Write out every entry precisely as given, leaving the pictures out.
[Begin Extracted information]
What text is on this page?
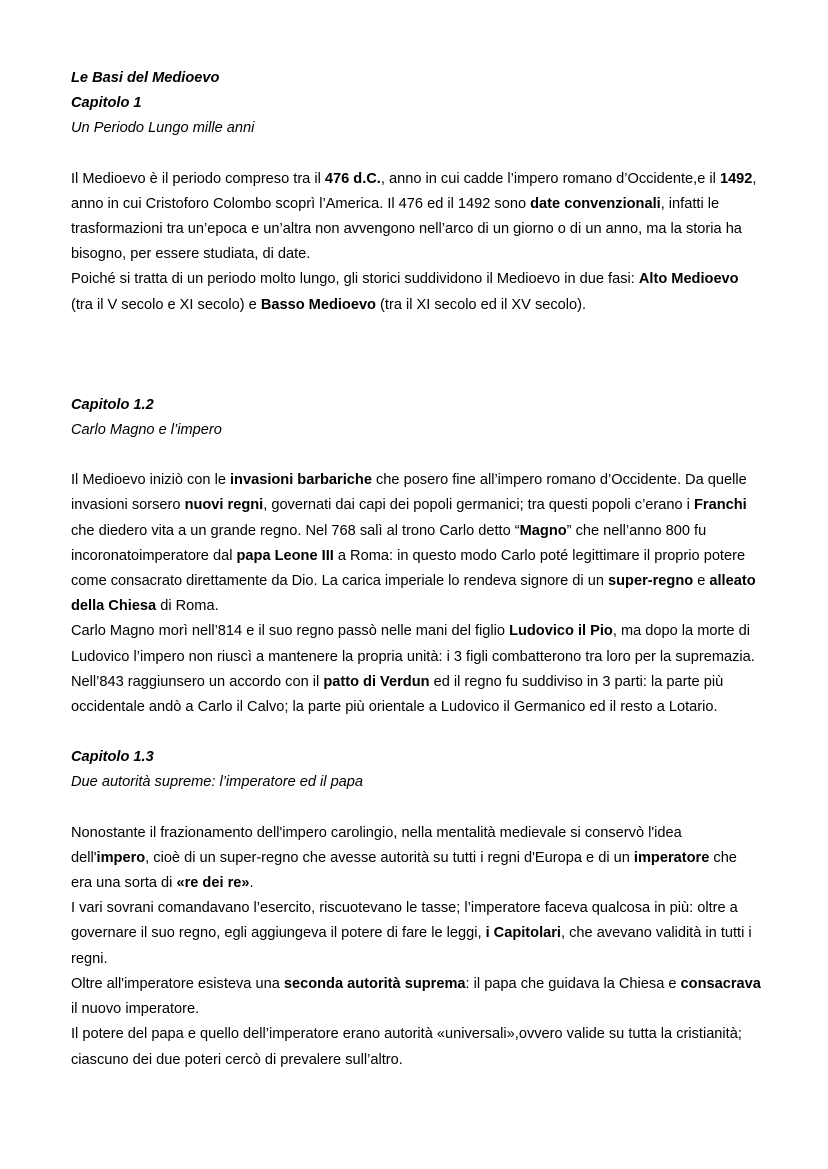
Le Basi del Medioevo

Capitolo 1

Un Periodo Lungo mille anni

Il Medioevo è il periodo compreso tra il 476 d.C., anno in cui cadde l’impero romano d’Occidente,e il 1492, anno in cui Cristoforo Colombo scoprì l’America. Il 476 ed il 1492 sono date convenzionali, infatti le trasformazioni tra un’epoca e un’altra non avvengono nell’arco di un giorno o di un anno, ma la storia ha bisogno, per essere studiata, di date.

Poiché si tratta di un periodo molto lungo, gli storici suddividono il Medioevo in due fasi: Alto Medioevo (tra il V secolo e XI secolo) e Basso Medioevo (tra il XI secolo ed il XV secolo).

Capitolo 1.2

Carlo Magno e l’impero

Il Medioevo iniziò con le invasioni barbariche che posero fine all’impero romano d’Occidente. Da quelle invasioni sorsero nuovi regni, governati dai capi dei popoli germanici; tra questi popoli c’erano i Franchi che diedero vita a un grande regno. Nel 768 salì al trono Carlo detto “Magno” che nell’anno 800 fu incoronatoimperatore dal papa Leone III a Roma: in questo modo Carlo poté legittimare il proprio potere come consacrato direttamente da Dio. La carica imperiale lo rendeva signore di un super-regno e alleato della Chiesa di Roma.

Carlo Magno morì nell’814 e il suo regno passò nelle mani del figlio Ludovico il Pio, ma dopo la morte di Ludovico l’impero non riuscì a mantenere la propria unità: i 3 figli combatterono tra loro per la supremazia. Nell’843 raggiunsero un accordo con il patto di Verdun ed il regno fu suddiviso in 3 parti: la parte più occidentale andò a Carlo il Calvo; la parte più orientale a Ludovico il Germanico ed il resto a Lotario.

Capitolo 1.3

Due autorità supreme: l’imperatore ed il papa

Nonostante il frazionamento dell'impero carolingio, nella mentalità medievale si conservò l'idea dell'impero, cioè di un super-regno che avesse autorità su tutti i regni d'Europa e di un imperatore che era una sorta di «re dei re».

I vari sovrani comandavano l’esercito, riscuotevano le tasse; l’imperatore faceva qualcosa in più: oltre a governare il suo regno, egli aggiungeva il potere di fare le leggi, i Capitolari, che avevano validità in tutti i regni.

Oltre all'imperatore esisteva una seconda autorità suprema: il papa che guidava la Chiesa e consacrava il nuovo imperatore.

Il potere del papa e quello dell’imperatore erano autorità «universali»,ovvero valide su tutta la cristianità; ciascuno dei due poteri cercò di prevalere sull’altro.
[End Extracted information]
**Exercise solution:**
What text is on this page?
Le Basi del Medioevo

Capitolo 1

Un Periodo Lungo mille anni

Il Medioevo è il periodo compreso tra il 476 d.C., anno in cui cadde l’impero romano d’Occidente,e il 1492, anno in cui Cristoforo Colombo scoprì l’America. Il 476 ed il 1492 sono date convenzionali, infatti le trasformazioni tra un’epoca e un’altra non avvengono nell’arco di un giorno o di un anno, ma la storia ha bisogno, per essere studiata, di date.

Poiché si tratta di un periodo molto lungo, gli storici suddividono il Medioevo in due fasi: Alto Medioevo (tra il V secolo e XI secolo) e Basso Medioevo (tra il XI secolo ed il XV secolo).

Capitolo 1.2

Carlo Magno e l’impero

Il Medioevo iniziò con le invasioni barbariche che posero fine all’impero romano d’Occidente. Da quelle invasioni sorsero nuovi regni, governati dai capi dei popoli germanici; tra questi popoli c’erano i Franchi che diedero vita a un grande regno. Nel 768 salì al trono Carlo detto “Magno” che nell’anno 800 fu incoronatoimperatore dal papa Leone III a Roma: in questo modo Carlo poté legittimare il proprio potere come consacrato direttamente da Dio. La carica imperiale lo rendeva signore di un super-regno e alleato della Chiesa di Roma.

Carlo Magno morì nell’814 e il suo regno passò nelle mani del figlio Ludovico il Pio, ma dopo la morte di Ludovico l’impero non riuscì a mantenere la propria unità: i 3 figli combatterono tra loro per la supremazia. Nell’843 raggiunsero un accordo con il patto di Verdun ed il regno fu suddiviso in 3 parti: la parte più occidentale andò a Carlo il Calvo; la parte più orientale a Ludovico il Germanico ed il resto a Lotario.

Capitolo 1.3

Due autorità supreme: l’imperatore ed il papa

Nonostante il frazionamento dell'impero carolingio, nella mentalità medievale si conservò l'idea dell'impero, cioè di un super-regno che avesse autorità su tutti i regni d'Europa e di un imperatore che era una sorta di «re dei re».

I vari sovrani comandavano l’esercito, riscuotevano le tasse; l’imperatore faceva qualcosa in più: oltre a governare il suo regno, egli aggiungeva il potere di fare le leggi, i Capitolari, che avevano validità in tutti i regni.

Oltre all'imperatore esisteva una seconda autorità suprema: il papa che guidava la Chiesa e consacrava il nuovo imperatore.

Il potere del papa e quello dell’imperatore erano autorità «universali»,ovvero valide su tutta la cristianità; ciascuno dei due poteri cercò di prevalere sull’altro.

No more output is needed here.